[Lines of data]
* * *
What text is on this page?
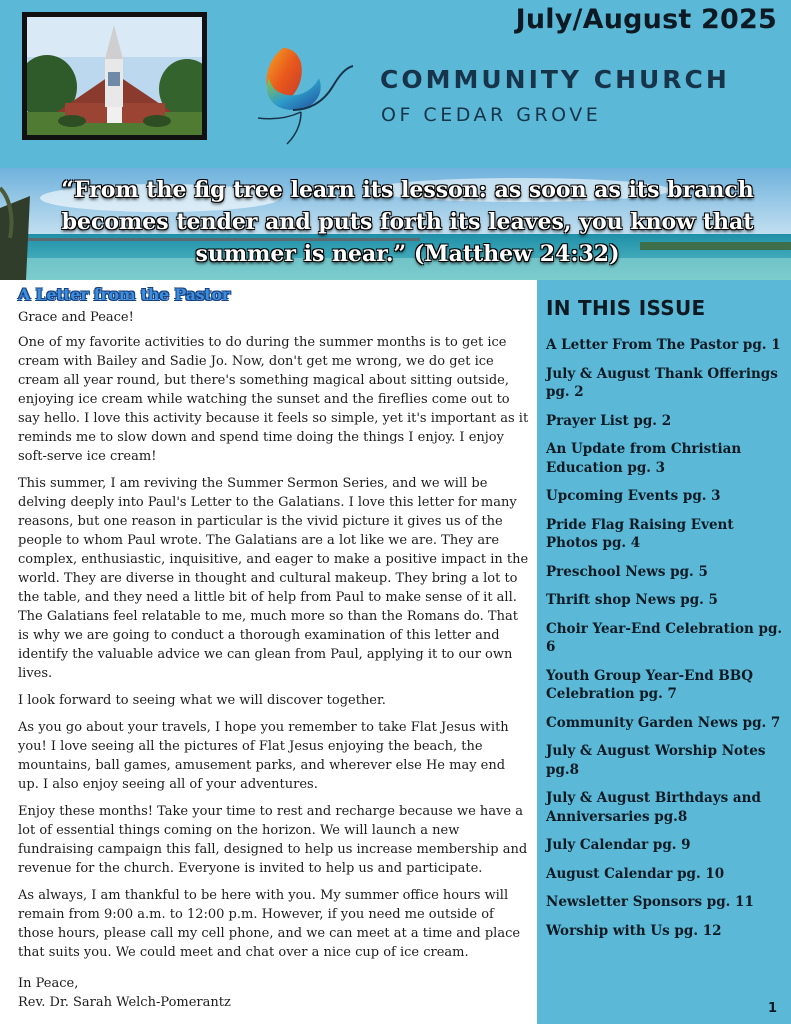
July/August 2025
COMMUNITY CHURCH
OF CEDAR GROVE
“From the fig tree learn its lesson: as soon as its branch
becomes tender and puts forth its leaves, you know that
summer is near.” (Matthew 24:32)
A Letter from the Pastor

Grace and Peace!

One of my favorite activities to do during the summer months is to get ice cream with Bailey and Sadie Jo. Now, don't get me wrong, we do get ice cream all year round, but there's something magical about sitting outside, enjoying ice cream while watching the sunset and the fireflies come out to say hello. I love this activity because it feels so simple, yet it's important as it reminds me to slow down and spend time doing the things I enjoy. I enjoy soft-serve ice cream!

This summer, I am reviving the Summer Sermon Series, and we will be delving deeply into Paul's Letter to the Galatians. I love this letter for many reasons, but one reason in particular is the vivid picture it gives us of the people to whom Paul wrote. The Galatians are a lot like we are. They are complex, enthusiastic, inquisitive, and eager to make a positive impact in the world. They are diverse in thought and cultural makeup. They bring a lot to the table, and they need a little bit of help from Paul to make sense of it all. The Galatians feel relatable to me, much more so than the Romans do. That is why we are going to conduct a thorough examination of this letter and identify the valuable advice we can glean from Paul, applying it to our own lives.

I look forward to seeing what we will discover together.

As you go about your travels, I hope you remember to take Flat Jesus with you! I love seeing all the pictures of Flat Jesus enjoying the beach, the mountains, ball games, amusement parks, and wherever else He may end up. I also enjoy seeing all of your adventures.

Enjoy these months! Take your time to rest and recharge because we have a lot of essential things coming on the horizon. We will launch a new fundraising campaign this fall, designed to help us increase membership and revenue for the church. Everyone is invited to help us and participate.

As always, I am thankful to be here with you. My summer office hours will remain from 9:00 a.m. to 12:00 p.m. However, if you need me outside of those hours, please call my cell phone, and we can meet at a time and place that suits you. We could meet and chat over a nice cup of ice cream.

In Peace,
Rev. Dr. Sarah Welch-Pomerantz
IN THIS ISSUE
A Letter From The Pastor pg. 1
July & August Thank Offerings pg. 2
Prayer List pg. 2
An Update from Christian Education pg. 3
Upcoming Events pg. 3
Pride Flag Raising Event Photos pg. 4
Preschool News pg. 5
Thrift shop News pg. 5
Choir Year-End Celebration pg. 6
Youth Group Year-End BBQ Celebration pg. 7
Community Garden News pg. 7
July & August Worship Notes pg.8
July & August Birthdays and Anniversaries pg.8
July Calendar pg. 9
August Calendar pg. 10
Newsletter Sponsors pg. 11
Worship with Us pg. 12
1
* * *
• _WORK TO DO_: Look for the word "August" and return every line where it occurs.

• _OUTPUT FOR THIS EXERCISE_:
July/August 2025
July & August Thank Offerings pg. 2
July & August Worship Notes pg.8
July & August Birthdays and Anniversaries pg.8
August Calendar pg. 10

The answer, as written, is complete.